_Task to complete_.
Repeat exactly, and only, the lines from the line containing "Convert this chart to structured JSON data." through the last line of the records below, including both.

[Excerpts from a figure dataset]
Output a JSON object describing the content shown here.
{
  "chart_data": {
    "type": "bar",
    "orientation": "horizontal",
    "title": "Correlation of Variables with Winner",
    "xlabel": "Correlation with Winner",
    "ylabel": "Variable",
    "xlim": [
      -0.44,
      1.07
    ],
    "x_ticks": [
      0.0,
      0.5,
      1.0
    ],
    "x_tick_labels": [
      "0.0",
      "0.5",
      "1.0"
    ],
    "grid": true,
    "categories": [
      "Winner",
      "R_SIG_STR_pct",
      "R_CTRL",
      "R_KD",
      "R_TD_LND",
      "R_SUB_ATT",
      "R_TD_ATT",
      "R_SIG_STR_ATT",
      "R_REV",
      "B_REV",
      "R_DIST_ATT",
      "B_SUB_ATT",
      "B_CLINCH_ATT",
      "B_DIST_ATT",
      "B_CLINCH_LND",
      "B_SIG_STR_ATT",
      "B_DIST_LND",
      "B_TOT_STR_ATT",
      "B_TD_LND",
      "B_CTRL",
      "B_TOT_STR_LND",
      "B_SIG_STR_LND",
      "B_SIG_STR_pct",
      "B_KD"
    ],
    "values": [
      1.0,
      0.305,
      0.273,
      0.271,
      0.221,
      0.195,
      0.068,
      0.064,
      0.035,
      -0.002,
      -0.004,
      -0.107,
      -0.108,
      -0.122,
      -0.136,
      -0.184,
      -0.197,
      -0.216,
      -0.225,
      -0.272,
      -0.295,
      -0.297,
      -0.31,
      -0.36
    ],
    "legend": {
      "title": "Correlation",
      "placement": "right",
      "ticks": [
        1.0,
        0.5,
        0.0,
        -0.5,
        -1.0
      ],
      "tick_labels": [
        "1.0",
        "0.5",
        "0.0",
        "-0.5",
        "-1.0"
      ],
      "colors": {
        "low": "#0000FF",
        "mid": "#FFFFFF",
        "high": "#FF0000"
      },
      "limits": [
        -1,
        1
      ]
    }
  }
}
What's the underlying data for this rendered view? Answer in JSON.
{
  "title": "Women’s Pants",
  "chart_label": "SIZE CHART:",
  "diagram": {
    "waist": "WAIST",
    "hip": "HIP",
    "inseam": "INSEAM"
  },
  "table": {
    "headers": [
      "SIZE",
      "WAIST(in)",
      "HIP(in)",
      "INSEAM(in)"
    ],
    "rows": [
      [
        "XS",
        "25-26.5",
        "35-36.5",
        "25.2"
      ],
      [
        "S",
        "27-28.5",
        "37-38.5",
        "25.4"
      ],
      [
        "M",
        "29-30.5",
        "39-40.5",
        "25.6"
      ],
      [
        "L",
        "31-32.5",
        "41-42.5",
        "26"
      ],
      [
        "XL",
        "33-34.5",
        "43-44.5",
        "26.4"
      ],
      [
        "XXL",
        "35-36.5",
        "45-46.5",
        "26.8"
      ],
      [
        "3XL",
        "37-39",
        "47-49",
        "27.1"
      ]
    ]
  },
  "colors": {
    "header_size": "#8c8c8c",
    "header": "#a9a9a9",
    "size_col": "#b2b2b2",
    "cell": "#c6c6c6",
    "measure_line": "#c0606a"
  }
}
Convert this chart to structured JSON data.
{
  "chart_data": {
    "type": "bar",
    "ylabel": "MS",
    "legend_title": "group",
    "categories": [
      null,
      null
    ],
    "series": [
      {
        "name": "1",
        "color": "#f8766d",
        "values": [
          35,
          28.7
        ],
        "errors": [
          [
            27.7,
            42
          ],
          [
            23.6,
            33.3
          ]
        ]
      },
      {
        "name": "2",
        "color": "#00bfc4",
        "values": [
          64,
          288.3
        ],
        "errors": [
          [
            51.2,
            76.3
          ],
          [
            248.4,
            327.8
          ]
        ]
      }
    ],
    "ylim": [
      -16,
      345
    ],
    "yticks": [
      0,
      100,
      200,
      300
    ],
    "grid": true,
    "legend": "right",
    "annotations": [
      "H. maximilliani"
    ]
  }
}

_Solution to this problem_.
Convert this chart to structured JSON data.
{
  "chart_data": {
    "type": "bar",
    "ylabel": "MS",
    "legend_title": "group",
    "categories": [
      null,
      null
    ],
    "series": [
      {
        "name": "1",
        "color": "#f8766d",
        "values": [
          35,
          28.7
        ],
        "errors": [
          [
            27.7,
            42
          ],
          [
            23.6,
            33.3
          ]
        ]
      },
      {
        "name": "2",
        "color": "#00bfc4",
        "values": [
          64,
          288.3
        ],
        "errors": [
          [
            51.2,
            76.3
          ],
          [
            248.4,
            327.8
          ]
        ]
      }
    ],
    "ylim": [
      -16,
      345
    ],
    "yticks": [
      0,
      100,
      200,
      300
    ],
    "grid": true,
    "legend": "right",
    "annotations": [
      "H. maximilliani"
    ]
  }
}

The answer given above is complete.